------ Extracted records ------
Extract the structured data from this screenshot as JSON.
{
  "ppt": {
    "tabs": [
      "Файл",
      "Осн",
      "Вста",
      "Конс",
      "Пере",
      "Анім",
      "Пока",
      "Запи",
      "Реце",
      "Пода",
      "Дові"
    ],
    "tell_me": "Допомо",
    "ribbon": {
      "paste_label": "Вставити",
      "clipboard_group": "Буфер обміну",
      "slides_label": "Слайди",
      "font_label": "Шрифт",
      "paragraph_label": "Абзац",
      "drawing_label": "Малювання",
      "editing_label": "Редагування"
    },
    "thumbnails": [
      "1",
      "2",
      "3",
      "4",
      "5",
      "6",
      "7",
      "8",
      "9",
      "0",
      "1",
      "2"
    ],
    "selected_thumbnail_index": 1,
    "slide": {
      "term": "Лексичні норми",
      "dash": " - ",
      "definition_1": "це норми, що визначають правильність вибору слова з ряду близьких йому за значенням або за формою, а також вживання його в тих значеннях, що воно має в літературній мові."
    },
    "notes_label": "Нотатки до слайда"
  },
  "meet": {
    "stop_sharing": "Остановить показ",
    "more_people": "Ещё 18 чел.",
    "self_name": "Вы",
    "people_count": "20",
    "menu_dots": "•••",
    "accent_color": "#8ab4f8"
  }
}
------
• _Exercise goal_:
Gather from the entries above all lines that include the string "норми".

• _Full output_:
      "term": "Лексичні норми",
      "definition_1": "це норми, що визначають правильність вибору слова з ряду близьких йому за значенням або за формою, а також вживання його в тих значеннях, що воно має в літературній мові."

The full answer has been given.